Data records:
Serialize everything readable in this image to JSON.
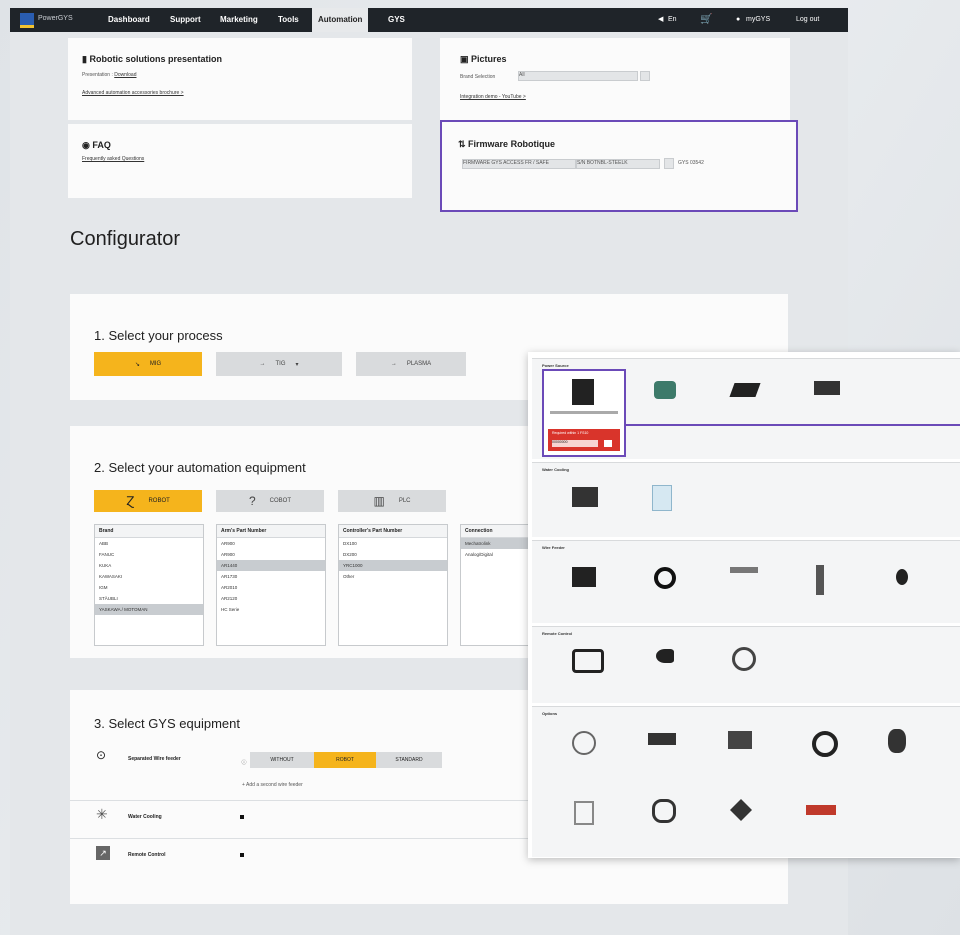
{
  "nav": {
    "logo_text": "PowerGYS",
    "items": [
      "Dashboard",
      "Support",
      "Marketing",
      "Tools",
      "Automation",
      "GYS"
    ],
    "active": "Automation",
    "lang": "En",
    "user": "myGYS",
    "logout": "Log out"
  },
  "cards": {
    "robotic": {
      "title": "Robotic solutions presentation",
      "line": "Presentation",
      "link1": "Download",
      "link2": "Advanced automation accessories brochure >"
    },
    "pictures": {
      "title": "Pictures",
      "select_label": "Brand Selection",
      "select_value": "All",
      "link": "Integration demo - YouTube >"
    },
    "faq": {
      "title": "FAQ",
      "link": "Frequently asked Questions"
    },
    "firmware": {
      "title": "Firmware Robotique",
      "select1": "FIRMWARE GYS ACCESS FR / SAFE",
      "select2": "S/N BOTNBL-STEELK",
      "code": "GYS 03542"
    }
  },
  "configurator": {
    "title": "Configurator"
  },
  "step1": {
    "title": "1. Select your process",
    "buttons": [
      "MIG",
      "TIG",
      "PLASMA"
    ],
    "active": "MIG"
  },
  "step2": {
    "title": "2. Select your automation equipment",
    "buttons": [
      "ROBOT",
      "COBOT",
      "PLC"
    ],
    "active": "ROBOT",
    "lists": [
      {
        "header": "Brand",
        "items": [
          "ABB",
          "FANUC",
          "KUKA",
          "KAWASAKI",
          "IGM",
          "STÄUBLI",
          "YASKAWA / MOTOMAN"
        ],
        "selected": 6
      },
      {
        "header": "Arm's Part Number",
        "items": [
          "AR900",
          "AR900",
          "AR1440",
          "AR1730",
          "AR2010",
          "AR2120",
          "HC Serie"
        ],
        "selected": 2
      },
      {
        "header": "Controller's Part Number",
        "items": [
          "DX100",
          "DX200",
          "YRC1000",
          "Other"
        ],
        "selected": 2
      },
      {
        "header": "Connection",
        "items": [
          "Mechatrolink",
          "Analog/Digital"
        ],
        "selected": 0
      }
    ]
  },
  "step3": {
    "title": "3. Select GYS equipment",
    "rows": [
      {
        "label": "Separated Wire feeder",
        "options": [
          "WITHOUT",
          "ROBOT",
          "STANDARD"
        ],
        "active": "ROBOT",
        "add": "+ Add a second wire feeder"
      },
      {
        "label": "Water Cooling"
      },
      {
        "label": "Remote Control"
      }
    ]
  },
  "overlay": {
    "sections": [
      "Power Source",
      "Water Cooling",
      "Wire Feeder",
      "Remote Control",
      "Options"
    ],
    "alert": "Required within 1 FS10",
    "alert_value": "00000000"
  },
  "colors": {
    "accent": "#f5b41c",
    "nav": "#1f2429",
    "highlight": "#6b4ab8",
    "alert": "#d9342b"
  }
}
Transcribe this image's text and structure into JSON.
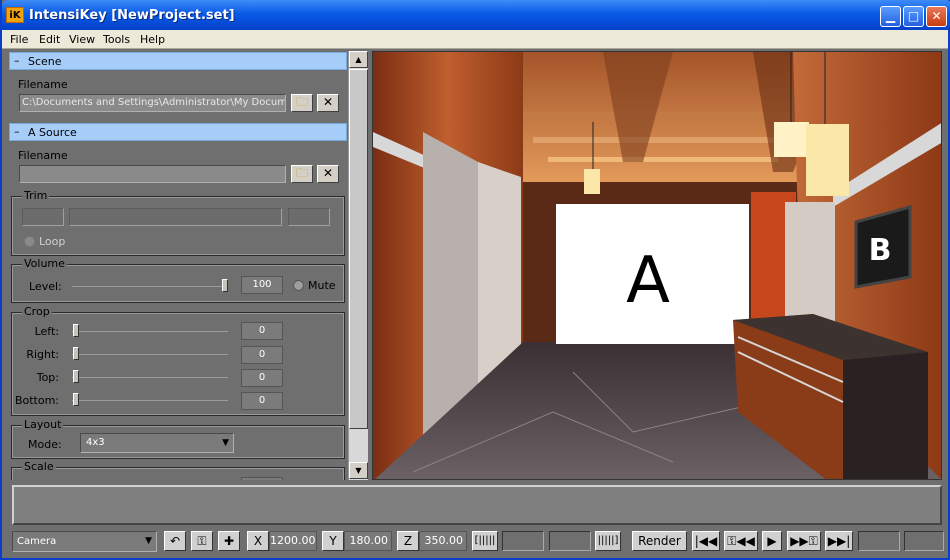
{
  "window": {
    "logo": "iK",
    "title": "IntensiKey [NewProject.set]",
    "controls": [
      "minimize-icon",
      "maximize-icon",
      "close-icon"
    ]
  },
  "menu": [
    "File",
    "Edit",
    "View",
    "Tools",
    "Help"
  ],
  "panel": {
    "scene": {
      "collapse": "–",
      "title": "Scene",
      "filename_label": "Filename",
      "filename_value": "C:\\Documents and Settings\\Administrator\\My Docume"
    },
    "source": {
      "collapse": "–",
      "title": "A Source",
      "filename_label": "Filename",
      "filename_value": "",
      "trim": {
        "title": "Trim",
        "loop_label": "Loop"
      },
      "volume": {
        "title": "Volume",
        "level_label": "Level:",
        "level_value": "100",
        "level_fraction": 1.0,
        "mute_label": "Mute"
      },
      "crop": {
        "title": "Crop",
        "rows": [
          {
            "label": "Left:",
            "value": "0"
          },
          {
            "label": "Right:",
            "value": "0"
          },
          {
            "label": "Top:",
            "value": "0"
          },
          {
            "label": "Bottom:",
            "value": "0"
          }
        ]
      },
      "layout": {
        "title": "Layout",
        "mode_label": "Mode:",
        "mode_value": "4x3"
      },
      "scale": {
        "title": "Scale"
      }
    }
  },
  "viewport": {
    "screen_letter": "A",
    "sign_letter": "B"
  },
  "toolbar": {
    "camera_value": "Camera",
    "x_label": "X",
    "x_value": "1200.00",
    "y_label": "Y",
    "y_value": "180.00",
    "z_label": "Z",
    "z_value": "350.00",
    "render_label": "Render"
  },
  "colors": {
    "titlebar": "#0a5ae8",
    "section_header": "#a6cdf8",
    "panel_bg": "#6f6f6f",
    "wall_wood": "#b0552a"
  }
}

* * *

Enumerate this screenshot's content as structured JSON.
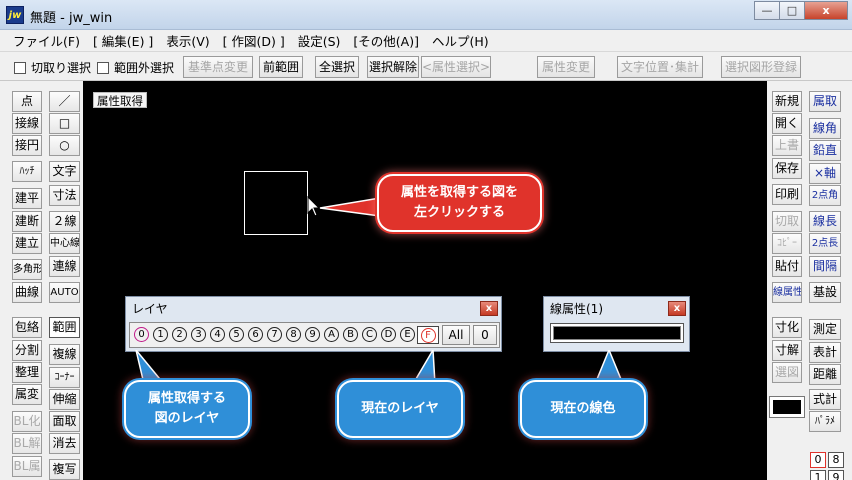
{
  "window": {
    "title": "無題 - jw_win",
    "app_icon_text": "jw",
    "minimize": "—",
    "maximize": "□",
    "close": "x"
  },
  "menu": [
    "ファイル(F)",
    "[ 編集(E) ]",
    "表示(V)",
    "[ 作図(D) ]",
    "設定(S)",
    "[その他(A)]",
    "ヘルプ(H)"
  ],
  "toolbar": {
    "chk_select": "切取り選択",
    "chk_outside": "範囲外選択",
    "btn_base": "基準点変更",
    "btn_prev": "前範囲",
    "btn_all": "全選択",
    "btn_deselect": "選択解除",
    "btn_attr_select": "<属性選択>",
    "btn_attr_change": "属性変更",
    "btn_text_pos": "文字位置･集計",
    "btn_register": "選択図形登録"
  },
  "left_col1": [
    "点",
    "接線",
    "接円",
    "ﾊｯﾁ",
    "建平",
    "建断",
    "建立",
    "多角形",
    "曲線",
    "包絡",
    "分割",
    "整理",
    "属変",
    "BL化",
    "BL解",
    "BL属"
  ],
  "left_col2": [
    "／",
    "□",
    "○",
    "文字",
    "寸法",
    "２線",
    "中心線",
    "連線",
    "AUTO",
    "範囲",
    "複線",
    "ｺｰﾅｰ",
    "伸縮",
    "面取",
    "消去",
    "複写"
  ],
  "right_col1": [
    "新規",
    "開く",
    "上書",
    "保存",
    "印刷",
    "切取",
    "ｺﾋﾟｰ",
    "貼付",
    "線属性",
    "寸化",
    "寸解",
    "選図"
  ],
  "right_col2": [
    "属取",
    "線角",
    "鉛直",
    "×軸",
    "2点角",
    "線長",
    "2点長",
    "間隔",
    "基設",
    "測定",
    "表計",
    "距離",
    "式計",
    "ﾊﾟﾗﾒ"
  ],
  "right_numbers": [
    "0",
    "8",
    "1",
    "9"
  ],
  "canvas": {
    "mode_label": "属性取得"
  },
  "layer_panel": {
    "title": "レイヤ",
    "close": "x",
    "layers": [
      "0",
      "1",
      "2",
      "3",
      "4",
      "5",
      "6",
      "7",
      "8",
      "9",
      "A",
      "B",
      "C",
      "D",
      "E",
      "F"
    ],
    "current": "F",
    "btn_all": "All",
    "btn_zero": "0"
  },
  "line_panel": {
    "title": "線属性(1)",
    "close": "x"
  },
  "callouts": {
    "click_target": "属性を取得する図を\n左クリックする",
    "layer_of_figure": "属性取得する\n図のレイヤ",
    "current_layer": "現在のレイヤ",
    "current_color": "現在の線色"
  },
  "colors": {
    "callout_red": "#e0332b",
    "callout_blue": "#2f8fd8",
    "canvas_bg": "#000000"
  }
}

* * *

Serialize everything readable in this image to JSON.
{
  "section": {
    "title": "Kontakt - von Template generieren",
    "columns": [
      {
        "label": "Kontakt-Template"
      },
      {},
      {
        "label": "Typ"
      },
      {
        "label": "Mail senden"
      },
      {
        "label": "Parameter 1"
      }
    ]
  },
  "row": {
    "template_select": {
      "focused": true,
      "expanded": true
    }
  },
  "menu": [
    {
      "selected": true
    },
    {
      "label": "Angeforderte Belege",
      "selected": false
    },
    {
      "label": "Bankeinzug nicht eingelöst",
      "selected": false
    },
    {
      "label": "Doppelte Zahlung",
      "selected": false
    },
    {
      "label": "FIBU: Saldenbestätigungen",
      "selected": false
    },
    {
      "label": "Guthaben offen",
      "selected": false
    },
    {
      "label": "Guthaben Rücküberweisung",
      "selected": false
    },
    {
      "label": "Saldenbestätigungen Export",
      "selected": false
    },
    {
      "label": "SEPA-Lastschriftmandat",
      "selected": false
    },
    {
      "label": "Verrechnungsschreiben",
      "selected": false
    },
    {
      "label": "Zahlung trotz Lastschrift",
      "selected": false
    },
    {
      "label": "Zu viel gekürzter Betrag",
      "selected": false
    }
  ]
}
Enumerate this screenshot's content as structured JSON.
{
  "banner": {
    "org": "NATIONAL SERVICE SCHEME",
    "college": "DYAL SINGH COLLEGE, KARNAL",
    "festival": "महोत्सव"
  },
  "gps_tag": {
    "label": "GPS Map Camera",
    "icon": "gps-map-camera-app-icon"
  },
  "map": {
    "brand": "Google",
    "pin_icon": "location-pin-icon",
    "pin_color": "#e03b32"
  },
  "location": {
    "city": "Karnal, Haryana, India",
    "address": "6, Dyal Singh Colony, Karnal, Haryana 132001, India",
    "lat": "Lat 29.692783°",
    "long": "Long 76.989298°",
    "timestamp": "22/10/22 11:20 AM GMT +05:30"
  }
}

### The problem:
Track down the lines that include the word "Haryana" and copy them.

### Task response:
    "city": "Karnal, Haryana, India",
    "address": "6, Dyal Singh Colony, Karnal, Haryana 132001, India",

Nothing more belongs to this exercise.